* PROBLEM TO SOLVE
Each record must be retyped in full. No character may differ.

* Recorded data

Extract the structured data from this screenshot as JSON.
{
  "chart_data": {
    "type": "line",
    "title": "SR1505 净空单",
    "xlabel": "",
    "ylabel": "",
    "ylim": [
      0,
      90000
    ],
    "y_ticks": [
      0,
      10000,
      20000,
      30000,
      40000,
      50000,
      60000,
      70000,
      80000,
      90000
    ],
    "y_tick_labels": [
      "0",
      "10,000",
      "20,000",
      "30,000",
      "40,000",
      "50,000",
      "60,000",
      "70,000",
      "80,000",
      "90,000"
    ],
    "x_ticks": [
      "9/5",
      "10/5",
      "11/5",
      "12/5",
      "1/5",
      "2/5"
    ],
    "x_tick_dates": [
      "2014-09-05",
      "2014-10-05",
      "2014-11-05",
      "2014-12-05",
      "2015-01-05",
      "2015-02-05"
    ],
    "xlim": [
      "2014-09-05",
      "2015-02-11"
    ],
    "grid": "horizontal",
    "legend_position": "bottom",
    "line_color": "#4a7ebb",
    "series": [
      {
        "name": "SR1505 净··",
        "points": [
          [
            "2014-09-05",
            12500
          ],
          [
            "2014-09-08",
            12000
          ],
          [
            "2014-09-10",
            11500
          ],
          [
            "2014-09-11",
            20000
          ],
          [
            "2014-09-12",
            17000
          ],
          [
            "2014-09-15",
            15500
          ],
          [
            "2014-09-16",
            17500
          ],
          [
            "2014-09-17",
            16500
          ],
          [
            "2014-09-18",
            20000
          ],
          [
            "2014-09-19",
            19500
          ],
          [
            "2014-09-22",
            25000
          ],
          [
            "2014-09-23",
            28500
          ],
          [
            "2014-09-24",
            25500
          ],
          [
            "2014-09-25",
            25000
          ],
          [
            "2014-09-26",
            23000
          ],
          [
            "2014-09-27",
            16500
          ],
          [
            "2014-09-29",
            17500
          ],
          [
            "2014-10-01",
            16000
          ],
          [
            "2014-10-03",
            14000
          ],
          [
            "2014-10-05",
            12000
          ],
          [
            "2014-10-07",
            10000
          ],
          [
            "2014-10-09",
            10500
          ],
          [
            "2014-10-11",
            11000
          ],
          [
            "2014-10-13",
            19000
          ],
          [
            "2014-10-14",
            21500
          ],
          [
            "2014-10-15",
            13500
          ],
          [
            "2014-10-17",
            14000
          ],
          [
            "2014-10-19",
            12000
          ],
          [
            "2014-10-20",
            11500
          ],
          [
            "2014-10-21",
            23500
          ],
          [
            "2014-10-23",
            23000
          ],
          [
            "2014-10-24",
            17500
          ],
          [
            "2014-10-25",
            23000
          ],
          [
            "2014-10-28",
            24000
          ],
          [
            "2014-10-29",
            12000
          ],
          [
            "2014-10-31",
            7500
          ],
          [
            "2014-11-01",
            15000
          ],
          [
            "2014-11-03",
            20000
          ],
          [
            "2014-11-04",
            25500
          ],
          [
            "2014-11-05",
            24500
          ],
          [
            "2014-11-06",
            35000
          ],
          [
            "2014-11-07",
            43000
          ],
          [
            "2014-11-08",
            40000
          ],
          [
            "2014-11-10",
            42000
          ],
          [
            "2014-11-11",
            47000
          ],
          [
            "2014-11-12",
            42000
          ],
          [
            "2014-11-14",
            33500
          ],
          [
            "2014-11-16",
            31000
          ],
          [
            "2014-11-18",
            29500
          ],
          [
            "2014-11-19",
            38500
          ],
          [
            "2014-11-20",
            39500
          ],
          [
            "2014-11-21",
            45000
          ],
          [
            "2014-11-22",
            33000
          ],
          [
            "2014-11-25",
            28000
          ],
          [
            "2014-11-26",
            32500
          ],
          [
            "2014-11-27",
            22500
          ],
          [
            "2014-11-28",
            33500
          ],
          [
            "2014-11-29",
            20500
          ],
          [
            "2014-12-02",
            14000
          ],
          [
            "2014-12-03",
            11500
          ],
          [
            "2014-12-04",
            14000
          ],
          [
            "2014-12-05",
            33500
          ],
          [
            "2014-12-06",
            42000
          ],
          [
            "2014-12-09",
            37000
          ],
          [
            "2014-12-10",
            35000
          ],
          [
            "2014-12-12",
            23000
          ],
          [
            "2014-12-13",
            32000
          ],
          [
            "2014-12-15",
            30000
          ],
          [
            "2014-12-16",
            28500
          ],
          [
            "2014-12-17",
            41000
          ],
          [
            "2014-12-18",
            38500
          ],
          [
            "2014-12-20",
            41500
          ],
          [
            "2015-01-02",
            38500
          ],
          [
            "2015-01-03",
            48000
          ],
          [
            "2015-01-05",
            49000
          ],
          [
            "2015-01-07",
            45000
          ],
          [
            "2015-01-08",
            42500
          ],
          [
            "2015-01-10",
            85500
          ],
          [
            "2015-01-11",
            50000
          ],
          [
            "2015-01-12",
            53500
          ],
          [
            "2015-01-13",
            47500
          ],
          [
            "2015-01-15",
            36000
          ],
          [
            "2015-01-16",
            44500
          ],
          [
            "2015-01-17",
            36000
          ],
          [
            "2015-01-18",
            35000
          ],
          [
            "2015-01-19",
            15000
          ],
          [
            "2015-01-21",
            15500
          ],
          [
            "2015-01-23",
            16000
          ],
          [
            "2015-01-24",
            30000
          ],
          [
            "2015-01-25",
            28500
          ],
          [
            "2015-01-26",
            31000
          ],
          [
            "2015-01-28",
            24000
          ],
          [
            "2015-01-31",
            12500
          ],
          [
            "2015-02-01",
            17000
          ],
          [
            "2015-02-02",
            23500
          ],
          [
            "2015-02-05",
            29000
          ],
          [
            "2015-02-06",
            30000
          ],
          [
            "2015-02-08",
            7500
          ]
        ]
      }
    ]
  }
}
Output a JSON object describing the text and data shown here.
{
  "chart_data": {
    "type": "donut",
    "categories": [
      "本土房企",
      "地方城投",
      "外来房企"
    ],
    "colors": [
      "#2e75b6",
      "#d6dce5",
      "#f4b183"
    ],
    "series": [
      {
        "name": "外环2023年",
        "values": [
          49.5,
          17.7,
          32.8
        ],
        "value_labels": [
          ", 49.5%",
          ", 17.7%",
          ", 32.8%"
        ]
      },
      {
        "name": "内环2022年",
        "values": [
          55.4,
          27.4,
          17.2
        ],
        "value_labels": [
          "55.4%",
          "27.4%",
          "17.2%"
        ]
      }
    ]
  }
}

* TASK RESULT
Extract the structured data from this screenshot as JSON.
{
  "chart_data": {
    "type": "line",
    "title": "SR1505 净空单",
    "xlabel": "",
    "ylabel": "",
    "ylim": [
      0,
      90000
    ],
    "y_ticks": [
      0,
      10000,
      20000,
      30000,
      40000,
      50000,
      60000,
      70000,
      80000,
      90000
    ],
    "y_tick_labels": [
      "0",
      "10,000",
      "20,000",
      "30,000",
      "40,000",
      "50,000",
      "60,000",
      "70,000",
      "80,000",
      "90,000"
    ],
    "x_ticks": [
      "9/5",
      "10/5",
      "11/5",
      "12/5",
      "1/5",
      "2/5"
    ],
    "x_tick_dates": [
      "2014-09-05",
      "2014-10-05",
      "2014-11-05",
      "2014-12-05",
      "2015-01-05",
      "2015-02-05"
    ],
    "xlim": [
      "2014-09-05",
      "2015-02-11"
    ],
    "grid": "horizontal",
    "legend_position": "bottom",
    "line_color": "#4a7ebb",
    "series": [
      {
        "name": "SR1505 净··",
        "points": [
          [
            "2014-09-05",
            12500
          ],
          [
            "2014-09-08",
            12000
          ],
          [
            "2014-09-10",
            11500
          ],
          [
            "2014-09-11",
            20000
          ],
          [
            "2014-09-12",
            17000
          ],
          [
            "2014-09-15",
            15500
          ],
          [
            "2014-09-16",
            17500
          ],
          [
            "2014-09-17",
            16500
          ],
          [
            "2014-09-18",
            20000
          ],
          [
            "2014-09-19",
            19500
          ],
          [
            "2014-09-22",
            25000
          ],
          [
            "2014-09-23",
            28500
          ],
          [
            "2014-09-24",
            25500
          ],
          [
            "2014-09-25",
            25000
          ],
          [
            "2014-09-26",
            23000
          ],
          [
            "2014-09-27",
            16500
          ],
          [
            "2014-09-29",
            17500
          ],
          [
            "2014-10-01",
            16000
          ],
          [
            "2014-10-03",
            14000
          ],
          [
            "2014-10-05",
            12000
          ],
          [
            "2014-10-07",
            10000
          ],
          [
            "2014-10-09",
            10500
          ],
          [
            "2014-10-11",
            11000
          ],
          [
            "2014-10-13",
            19000
          ],
          [
            "2014-10-14",
            21500
          ],
          [
            "2014-10-15",
            13500
          ],
          [
            "2014-10-17",
            14000
          ],
          [
            "2014-10-19",
            12000
          ],
          [
            "2014-10-20",
            11500
          ],
          [
            "2014-10-21",
            23500
          ],
          [
            "2014-10-23",
            23000
          ],
          [
            "2014-10-24",
            17500
          ],
          [
            "2014-10-25",
            23000
          ],
          [
            "2014-10-28",
            24000
          ],
          [
            "2014-10-29",
            12000
          ],
          [
            "2014-10-31",
            7500
          ],
          [
            "2014-11-01",
            15000
          ],
          [
            "2014-11-03",
            20000
          ],
          [
            "2014-11-04",
            25500
          ],
          [
            "2014-11-05",
            24500
          ],
          [
            "2014-11-06",
            35000
          ],
          [
            "2014-11-07",
            43000
          ],
          [
            "2014-11-08",
            40000
          ],
          [
            "2014-11-10",
            42000
          ],
          [
            "2014-11-11",
            47000
          ],
          [
            "2014-11-12",
            42000
          ],
          [
            "2014-11-14",
            33500
          ],
          [
            "2014-11-16",
            31000
          ],
          [
            "2014-11-18",
            29500
          ],
          [
            "2014-11-19",
            38500
          ],
          [
            "2014-11-20",
            39500
          ],
          [
            "2014-11-21",
            45000
          ],
          [
            "2014-11-22",
            33000
          ],
          [
            "2014-11-25",
            28000
          ],
          [
            "2014-11-26",
            32500
          ],
          [
            "2014-11-27",
            22500
          ],
          [
            "2014-11-28",
            33500
          ],
          [
            "2014-11-29",
            20500
          ],
          [
            "2014-12-02",
            14000
          ],
          [
            "2014-12-03",
            11500
          ],
          [
            "2014-12-04",
            14000
          ],
          [
            "2014-12-05",
            33500
          ],
          [
            "2014-12-06",
            42000
          ],
          [
            "2014-12-09",
            37000
          ],
          [
            "2014-12-10",
            35000
          ],
          [
            "2014-12-12",
            23000
          ],
          [
            "2014-12-13",
            32000
          ],
          [
            "2014-12-15",
            30000
          ],
          [
            "2014-12-16",
            28500
          ],
          [
            "2014-12-17",
            41000
          ],
          [
            "2014-12-18",
            38500
          ],
          [
            "2014-12-20",
            41500
          ],
          [
            "2015-01-02",
            38500
          ],
          [
            "2015-01-03",
            48000
          ],
          [
            "2015-01-05",
            49000
          ],
          [
            "2015-01-07",
            45000
          ],
          [
            "2015-01-08",
            42500
          ],
          [
            "2015-01-10",
            85500
          ],
          [
            "2015-01-11",
            50000
          ],
          [
            "2015-01-12",
            53500
          ],
          [
            "2015-01-13",
            47500
          ],
          [
            "2015-01-15",
            36000
          ],
          [
            "2015-01-16",
            44500
          ],
          [
            "2015-01-17",
            36000
          ],
          [
            "2015-01-18",
            35000
          ],
          [
            "2015-01-19",
            15000
          ],
          [
            "2015-01-21",
            15500
          ],
          [
            "2015-01-23",
            16000
          ],
          [
            "2015-01-24",
            30000
          ],
          [
            "2015-01-25",
            28500
          ],
          [
            "2015-01-26",
            31000
          ],
          [
            "2015-01-28",
            24000
          ],
          [
            "2015-01-31",
            12500
          ],
          [
            "2015-02-01",
            17000
          ],
          [
            "2015-02-02",
            23500
          ],
          [
            "2015-02-05",
            29000
          ],
          [
            "2015-02-06",
            30000
          ],
          [
            "2015-02-08",
            7500
          ]
        ]
      }
    ]
  }
}
Output a JSON object describing the text and data shown here.
{
  "chart_data": {
    "type": "donut",
    "categories": [
      "本土房企",
      "地方城投",
      "外来房企"
    ],
    "colors": [
      "#2e75b6",
      "#d6dce5",
      "#f4b183"
    ],
    "series": [
      {
        "name": "外环2023年",
        "values": [
          49.5,
          17.7,
          32.8
        ],
        "value_labels": [
          ", 49.5%",
          ", 17.7%",
          ", 32.8%"
        ]
      },
      {
        "name": "内环2022年",
        "values": [
          55.4,
          27.4,
          17.2
        ],
        "value_labels": [
          "55.4%",
          "27.4%",
          "17.2%"
        ]
      }
    ]
  }
}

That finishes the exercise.